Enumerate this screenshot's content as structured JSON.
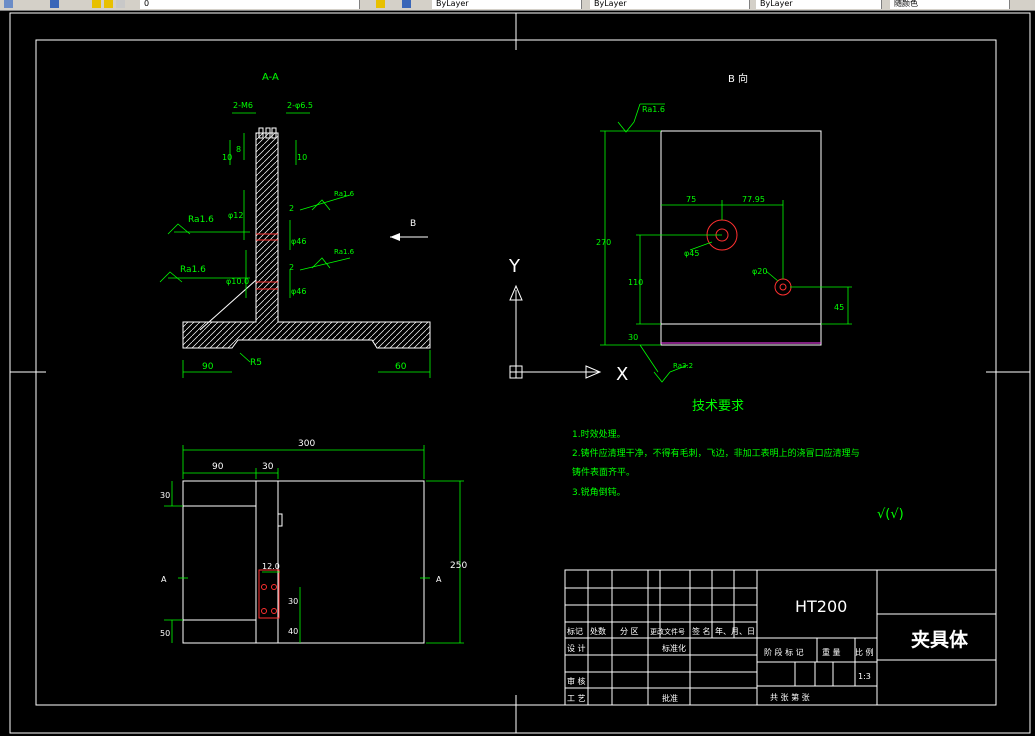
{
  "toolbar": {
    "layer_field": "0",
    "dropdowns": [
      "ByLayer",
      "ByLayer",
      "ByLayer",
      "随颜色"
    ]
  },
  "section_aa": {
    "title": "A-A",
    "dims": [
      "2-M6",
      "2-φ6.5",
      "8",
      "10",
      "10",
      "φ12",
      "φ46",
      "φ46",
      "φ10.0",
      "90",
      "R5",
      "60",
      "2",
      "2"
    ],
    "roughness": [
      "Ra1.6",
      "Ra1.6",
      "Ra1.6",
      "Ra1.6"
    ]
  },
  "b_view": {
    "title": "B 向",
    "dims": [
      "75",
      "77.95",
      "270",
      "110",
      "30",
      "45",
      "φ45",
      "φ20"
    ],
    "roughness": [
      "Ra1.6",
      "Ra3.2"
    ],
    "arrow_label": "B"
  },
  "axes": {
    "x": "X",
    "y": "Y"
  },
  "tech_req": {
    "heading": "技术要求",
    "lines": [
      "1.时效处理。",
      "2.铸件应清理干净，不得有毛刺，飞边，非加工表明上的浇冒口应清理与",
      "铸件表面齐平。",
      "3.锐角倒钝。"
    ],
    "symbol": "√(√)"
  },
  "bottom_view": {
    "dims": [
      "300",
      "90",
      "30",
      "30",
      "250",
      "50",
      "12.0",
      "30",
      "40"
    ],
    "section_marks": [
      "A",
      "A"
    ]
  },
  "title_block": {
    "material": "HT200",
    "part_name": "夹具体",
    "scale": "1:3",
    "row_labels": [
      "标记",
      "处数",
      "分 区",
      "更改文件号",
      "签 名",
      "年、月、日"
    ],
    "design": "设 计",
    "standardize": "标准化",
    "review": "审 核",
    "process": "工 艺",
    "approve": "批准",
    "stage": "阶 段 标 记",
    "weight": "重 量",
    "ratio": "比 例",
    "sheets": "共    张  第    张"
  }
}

---

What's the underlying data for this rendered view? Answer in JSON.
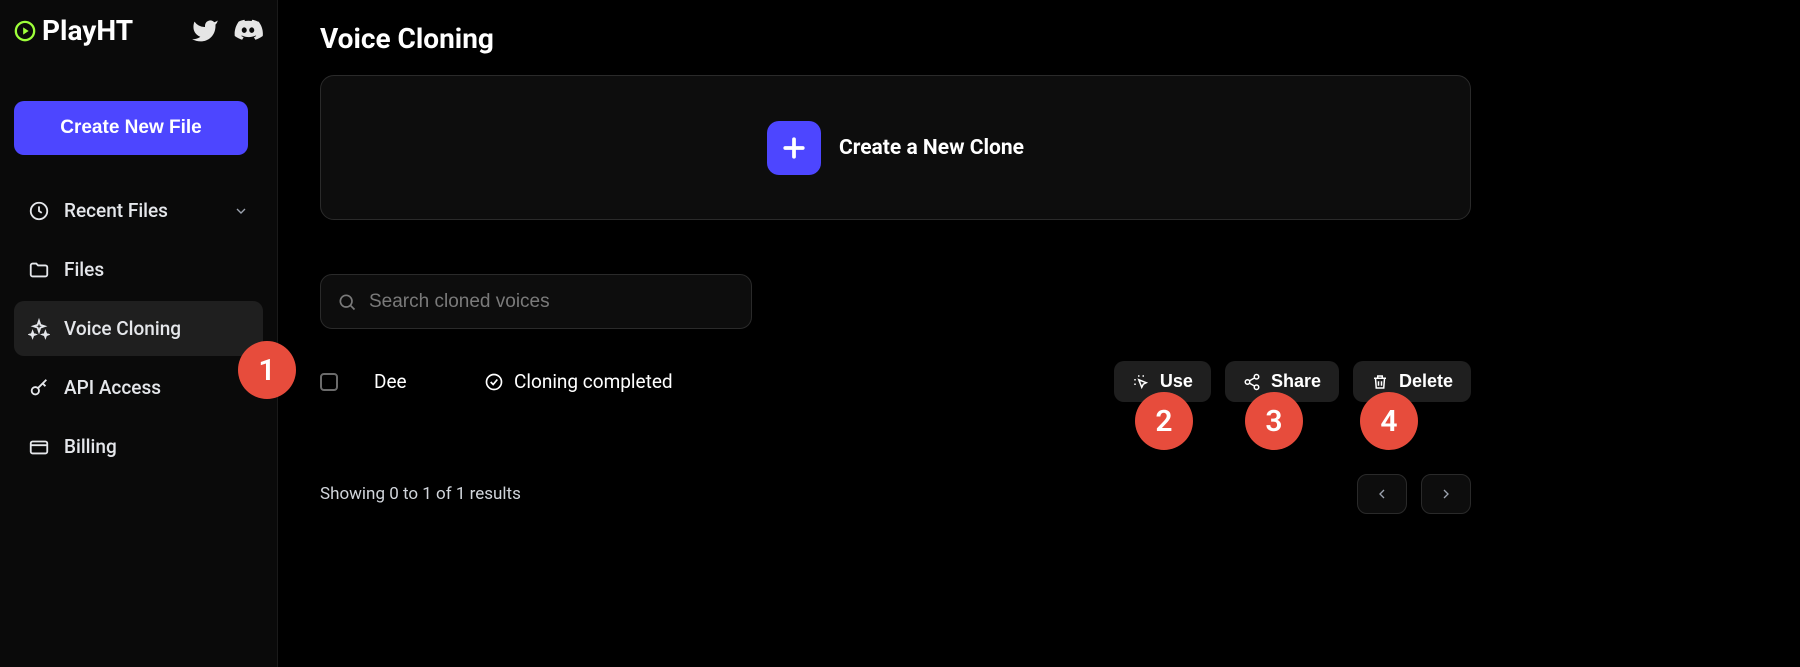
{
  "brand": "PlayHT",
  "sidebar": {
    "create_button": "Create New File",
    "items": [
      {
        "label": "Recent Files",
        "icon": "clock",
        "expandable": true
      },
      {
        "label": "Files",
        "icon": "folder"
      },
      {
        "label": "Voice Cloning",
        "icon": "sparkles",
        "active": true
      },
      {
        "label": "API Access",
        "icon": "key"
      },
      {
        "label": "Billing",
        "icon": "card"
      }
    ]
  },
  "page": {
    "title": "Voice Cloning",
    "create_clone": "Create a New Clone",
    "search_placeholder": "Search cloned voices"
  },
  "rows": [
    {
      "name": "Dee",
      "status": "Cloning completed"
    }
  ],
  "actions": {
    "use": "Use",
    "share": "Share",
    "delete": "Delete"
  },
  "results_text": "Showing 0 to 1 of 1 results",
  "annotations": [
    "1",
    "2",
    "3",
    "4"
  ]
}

Instructions to follow:
From the records above, report the count of lines containing "this" and nothing more.

Task response:
2